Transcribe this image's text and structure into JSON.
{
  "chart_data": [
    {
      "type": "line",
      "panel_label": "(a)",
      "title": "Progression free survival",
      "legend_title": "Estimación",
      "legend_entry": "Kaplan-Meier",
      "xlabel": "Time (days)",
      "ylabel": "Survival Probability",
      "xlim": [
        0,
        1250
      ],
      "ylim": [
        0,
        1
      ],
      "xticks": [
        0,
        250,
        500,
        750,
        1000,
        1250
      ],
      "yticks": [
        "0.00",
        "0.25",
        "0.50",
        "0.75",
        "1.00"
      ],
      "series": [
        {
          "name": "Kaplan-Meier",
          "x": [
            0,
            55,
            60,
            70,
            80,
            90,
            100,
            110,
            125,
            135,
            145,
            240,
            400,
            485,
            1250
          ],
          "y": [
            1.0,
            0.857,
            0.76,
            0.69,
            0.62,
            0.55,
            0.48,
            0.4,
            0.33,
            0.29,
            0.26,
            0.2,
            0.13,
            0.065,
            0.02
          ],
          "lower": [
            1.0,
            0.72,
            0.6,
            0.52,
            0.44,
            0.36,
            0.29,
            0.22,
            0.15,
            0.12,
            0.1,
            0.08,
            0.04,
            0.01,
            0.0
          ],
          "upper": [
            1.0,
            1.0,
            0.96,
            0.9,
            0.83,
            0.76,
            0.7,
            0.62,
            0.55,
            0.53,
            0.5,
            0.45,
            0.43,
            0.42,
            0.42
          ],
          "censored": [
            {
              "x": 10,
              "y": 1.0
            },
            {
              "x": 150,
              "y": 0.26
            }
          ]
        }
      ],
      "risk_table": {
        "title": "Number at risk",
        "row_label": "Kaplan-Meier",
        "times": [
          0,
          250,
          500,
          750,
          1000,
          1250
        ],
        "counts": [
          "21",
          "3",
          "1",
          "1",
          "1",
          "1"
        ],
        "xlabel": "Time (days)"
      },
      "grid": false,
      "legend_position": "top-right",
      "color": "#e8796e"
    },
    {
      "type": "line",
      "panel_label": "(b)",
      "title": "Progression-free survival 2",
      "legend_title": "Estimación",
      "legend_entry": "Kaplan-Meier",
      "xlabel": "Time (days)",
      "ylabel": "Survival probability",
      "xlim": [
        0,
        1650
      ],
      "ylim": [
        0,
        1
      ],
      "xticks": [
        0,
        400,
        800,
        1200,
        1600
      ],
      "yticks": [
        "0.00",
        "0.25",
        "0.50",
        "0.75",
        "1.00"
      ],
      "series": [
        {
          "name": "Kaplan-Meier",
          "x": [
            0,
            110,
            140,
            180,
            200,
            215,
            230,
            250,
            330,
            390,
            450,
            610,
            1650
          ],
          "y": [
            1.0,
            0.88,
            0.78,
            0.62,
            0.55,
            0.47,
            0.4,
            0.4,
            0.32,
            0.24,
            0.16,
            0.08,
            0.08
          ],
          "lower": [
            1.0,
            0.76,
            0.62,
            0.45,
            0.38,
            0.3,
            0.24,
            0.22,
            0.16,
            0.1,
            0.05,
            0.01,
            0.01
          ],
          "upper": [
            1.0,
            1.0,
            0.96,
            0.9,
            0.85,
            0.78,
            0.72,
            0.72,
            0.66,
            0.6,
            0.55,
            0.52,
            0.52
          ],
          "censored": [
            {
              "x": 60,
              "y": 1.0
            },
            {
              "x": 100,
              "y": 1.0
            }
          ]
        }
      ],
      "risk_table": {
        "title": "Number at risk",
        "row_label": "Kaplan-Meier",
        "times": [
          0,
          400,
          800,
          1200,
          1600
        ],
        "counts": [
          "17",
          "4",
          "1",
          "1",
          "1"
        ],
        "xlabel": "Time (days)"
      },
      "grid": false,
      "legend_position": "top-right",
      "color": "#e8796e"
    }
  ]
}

--*--

[Your goal]
Take the entries above and transcribe them in full.

[Task answer]
Transcribe this image's text and structure into JSON.
{
  "chart_data": [
    {
      "type": "line",
      "panel_label": "(a)",
      "title": "Progression free survival",
      "legend_title": "Estimación",
      "legend_entry": "Kaplan-Meier",
      "xlabel": "Time (days)",
      "ylabel": "Survival Probability",
      "xlim": [
        0,
        1250
      ],
      "ylim": [
        0,
        1
      ],
      "xticks": [
        0,
        250,
        500,
        750,
        1000,
        1250
      ],
      "yticks": [
        "0.00",
        "0.25",
        "0.50",
        "0.75",
        "1.00"
      ],
      "series": [
        {
          "name": "Kaplan-Meier",
          "x": [
            0,
            55,
            60,
            70,
            80,
            90,
            100,
            110,
            125,
            135,
            145,
            240,
            400,
            485,
            1250
          ],
          "y": [
            1.0,
            0.857,
            0.76,
            0.69,
            0.62,
            0.55,
            0.48,
            0.4,
            0.33,
            0.29,
            0.26,
            0.2,
            0.13,
            0.065,
            0.02
          ],
          "lower": [
            1.0,
            0.72,
            0.6,
            0.52,
            0.44,
            0.36,
            0.29,
            0.22,
            0.15,
            0.12,
            0.1,
            0.08,
            0.04,
            0.01,
            0.0
          ],
          "upper": [
            1.0,
            1.0,
            0.96,
            0.9,
            0.83,
            0.76,
            0.7,
            0.62,
            0.55,
            0.53,
            0.5,
            0.45,
            0.43,
            0.42,
            0.42
          ],
          "censored": [
            {
              "x": 10,
              "y": 1.0
            },
            {
              "x": 150,
              "y": 0.26
            }
          ]
        }
      ],
      "risk_table": {
        "title": "Number at risk",
        "row_label": "Kaplan-Meier",
        "times": [
          0,
          250,
          500,
          750,
          1000,
          1250
        ],
        "counts": [
          "21",
          "3",
          "1",
          "1",
          "1",
          "1"
        ],
        "xlabel": "Time (days)"
      },
      "grid": false,
      "legend_position": "top-right",
      "color": "#e8796e"
    },
    {
      "type": "line",
      "panel_label": "(b)",
      "title": "Progression-free survival 2",
      "legend_title": "Estimación",
      "legend_entry": "Kaplan-Meier",
      "xlabel": "Time (days)",
      "ylabel": "Survival probability",
      "xlim": [
        0,
        1650
      ],
      "ylim": [
        0,
        1
      ],
      "xticks": [
        0,
        400,
        800,
        1200,
        1600
      ],
      "yticks": [
        "0.00",
        "0.25",
        "0.50",
        "0.75",
        "1.00"
      ],
      "series": [
        {
          "name": "Kaplan-Meier",
          "x": [
            0,
            110,
            140,
            180,
            200,
            215,
            230,
            250,
            330,
            390,
            450,
            610,
            1650
          ],
          "y": [
            1.0,
            0.88,
            0.78,
            0.62,
            0.55,
            0.47,
            0.4,
            0.4,
            0.32,
            0.24,
            0.16,
            0.08,
            0.08
          ],
          "lower": [
            1.0,
            0.76,
            0.62,
            0.45,
            0.38,
            0.3,
            0.24,
            0.22,
            0.16,
            0.1,
            0.05,
            0.01,
            0.01
          ],
          "upper": [
            1.0,
            1.0,
            0.96,
            0.9,
            0.85,
            0.78,
            0.72,
            0.72,
            0.66,
            0.6,
            0.55,
            0.52,
            0.52
          ],
          "censored": [
            {
              "x": 60,
              "y": 1.0
            },
            {
              "x": 100,
              "y": 1.0
            }
          ]
        }
      ],
      "risk_table": {
        "title": "Number at risk",
        "row_label": "Kaplan-Meier",
        "times": [
          0,
          400,
          800,
          1200,
          1600
        ],
        "counts": [
          "17",
          "4",
          "1",
          "1",
          "1"
        ],
        "xlabel": "Time (days)"
      },
      "grid": false,
      "legend_position": "top-right",
      "color": "#e8796e"
    }
  ]
}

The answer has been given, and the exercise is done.